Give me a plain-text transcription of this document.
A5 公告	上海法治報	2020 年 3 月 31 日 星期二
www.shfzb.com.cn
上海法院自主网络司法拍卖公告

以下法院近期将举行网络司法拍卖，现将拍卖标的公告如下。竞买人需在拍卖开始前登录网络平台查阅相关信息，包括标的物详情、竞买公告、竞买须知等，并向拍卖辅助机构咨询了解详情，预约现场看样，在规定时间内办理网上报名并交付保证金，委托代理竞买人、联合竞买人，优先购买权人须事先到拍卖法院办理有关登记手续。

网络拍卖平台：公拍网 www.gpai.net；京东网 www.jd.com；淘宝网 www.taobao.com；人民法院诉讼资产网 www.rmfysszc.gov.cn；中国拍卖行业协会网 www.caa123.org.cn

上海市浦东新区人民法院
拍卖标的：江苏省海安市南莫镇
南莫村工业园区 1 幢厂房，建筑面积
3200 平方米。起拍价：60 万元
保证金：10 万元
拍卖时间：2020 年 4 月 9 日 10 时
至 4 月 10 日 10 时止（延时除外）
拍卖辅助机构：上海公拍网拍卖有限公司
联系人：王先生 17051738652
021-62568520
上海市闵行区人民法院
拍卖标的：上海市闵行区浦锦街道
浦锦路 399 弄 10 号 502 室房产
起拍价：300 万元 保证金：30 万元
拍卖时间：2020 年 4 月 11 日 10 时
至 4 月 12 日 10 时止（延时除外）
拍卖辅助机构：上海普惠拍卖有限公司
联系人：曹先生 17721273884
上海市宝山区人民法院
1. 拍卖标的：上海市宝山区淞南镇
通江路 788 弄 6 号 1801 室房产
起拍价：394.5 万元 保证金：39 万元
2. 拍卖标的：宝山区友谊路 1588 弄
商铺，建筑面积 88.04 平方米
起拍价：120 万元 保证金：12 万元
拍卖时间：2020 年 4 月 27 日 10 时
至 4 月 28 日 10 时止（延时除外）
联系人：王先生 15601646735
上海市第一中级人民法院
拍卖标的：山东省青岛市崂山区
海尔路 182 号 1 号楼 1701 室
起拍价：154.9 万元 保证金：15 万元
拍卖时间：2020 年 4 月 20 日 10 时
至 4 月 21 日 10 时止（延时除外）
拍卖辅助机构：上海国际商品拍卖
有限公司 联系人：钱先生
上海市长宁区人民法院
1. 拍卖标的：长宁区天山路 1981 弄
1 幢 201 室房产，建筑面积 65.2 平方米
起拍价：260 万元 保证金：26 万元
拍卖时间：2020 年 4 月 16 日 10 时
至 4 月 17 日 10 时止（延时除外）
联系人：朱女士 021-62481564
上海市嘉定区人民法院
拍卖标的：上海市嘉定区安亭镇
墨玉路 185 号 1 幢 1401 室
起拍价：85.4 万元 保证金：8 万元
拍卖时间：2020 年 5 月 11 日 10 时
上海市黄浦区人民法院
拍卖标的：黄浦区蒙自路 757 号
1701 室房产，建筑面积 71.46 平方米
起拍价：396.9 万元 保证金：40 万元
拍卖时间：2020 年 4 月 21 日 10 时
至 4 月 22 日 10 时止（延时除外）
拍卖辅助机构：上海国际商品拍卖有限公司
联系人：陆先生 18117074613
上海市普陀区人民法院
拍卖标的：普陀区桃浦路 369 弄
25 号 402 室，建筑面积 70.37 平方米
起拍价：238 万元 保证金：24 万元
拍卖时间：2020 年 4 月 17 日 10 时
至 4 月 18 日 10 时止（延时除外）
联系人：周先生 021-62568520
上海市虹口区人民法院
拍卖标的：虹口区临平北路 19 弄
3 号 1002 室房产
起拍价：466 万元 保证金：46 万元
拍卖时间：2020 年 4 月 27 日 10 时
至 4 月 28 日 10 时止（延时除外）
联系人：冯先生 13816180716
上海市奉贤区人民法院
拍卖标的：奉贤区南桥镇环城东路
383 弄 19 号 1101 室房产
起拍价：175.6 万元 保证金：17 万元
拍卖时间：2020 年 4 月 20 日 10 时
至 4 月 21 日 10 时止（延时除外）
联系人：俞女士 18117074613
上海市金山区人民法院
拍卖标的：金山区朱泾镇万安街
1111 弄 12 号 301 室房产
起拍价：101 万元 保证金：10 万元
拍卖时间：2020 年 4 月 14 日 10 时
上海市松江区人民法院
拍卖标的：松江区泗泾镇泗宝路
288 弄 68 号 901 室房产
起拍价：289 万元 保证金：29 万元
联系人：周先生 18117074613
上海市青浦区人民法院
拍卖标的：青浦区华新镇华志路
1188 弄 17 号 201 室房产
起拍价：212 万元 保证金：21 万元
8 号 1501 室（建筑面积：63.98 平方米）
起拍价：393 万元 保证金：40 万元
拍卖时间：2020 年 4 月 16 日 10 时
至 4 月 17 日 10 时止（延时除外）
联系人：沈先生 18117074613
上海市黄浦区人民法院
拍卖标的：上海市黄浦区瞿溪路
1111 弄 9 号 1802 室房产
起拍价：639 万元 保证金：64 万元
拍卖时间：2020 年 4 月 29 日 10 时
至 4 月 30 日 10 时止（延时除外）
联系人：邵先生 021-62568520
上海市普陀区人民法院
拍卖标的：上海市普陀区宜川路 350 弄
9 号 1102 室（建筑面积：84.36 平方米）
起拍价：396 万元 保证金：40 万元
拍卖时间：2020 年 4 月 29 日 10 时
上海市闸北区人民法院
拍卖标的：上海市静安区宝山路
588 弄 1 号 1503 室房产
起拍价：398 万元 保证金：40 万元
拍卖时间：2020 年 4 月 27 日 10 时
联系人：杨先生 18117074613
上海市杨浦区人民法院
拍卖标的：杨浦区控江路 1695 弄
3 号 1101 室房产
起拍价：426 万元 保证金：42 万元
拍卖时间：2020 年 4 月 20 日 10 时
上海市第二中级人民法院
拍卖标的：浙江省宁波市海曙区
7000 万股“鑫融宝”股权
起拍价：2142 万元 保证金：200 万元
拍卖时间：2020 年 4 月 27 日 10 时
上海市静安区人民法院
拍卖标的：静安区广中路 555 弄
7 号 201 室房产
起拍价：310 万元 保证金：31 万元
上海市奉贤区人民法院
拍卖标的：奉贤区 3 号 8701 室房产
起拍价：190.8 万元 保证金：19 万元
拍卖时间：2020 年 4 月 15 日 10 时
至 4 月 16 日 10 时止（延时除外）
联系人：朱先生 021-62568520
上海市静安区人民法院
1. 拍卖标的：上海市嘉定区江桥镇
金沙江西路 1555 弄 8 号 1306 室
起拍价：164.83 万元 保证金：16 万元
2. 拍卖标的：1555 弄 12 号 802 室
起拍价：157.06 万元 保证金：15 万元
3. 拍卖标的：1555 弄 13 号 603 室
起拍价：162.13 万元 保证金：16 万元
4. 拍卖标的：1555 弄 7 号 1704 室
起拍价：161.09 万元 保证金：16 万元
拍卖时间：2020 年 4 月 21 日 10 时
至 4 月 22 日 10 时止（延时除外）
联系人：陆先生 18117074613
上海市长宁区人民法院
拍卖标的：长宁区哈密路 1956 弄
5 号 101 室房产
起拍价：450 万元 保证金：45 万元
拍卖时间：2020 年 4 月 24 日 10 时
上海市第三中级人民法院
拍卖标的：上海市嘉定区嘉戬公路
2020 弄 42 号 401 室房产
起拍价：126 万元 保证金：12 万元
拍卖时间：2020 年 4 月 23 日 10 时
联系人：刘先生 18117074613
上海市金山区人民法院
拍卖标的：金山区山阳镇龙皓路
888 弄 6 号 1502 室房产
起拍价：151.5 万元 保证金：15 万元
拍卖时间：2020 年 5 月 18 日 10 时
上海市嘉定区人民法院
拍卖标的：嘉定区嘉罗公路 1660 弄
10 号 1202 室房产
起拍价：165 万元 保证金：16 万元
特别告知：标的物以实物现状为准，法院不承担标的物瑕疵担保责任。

○ ○ ○ ○

Find every line in the records above that holds the word "建筑面积", and copy each one.

南莫村工业园区 1 幢厂房，建筑面积
商铺，建筑面积 88.04 平方米
1 幢 201 室房产，建筑面积 65.2 平方米
1701 室房产，建筑面积 71.46 平方米
25 号 402 室，建筑面积 70.37 平方米
8 号 1501 室（建筑面积：63.98 平方米）
9 号 1102 室（建筑面积：84.36 平方米）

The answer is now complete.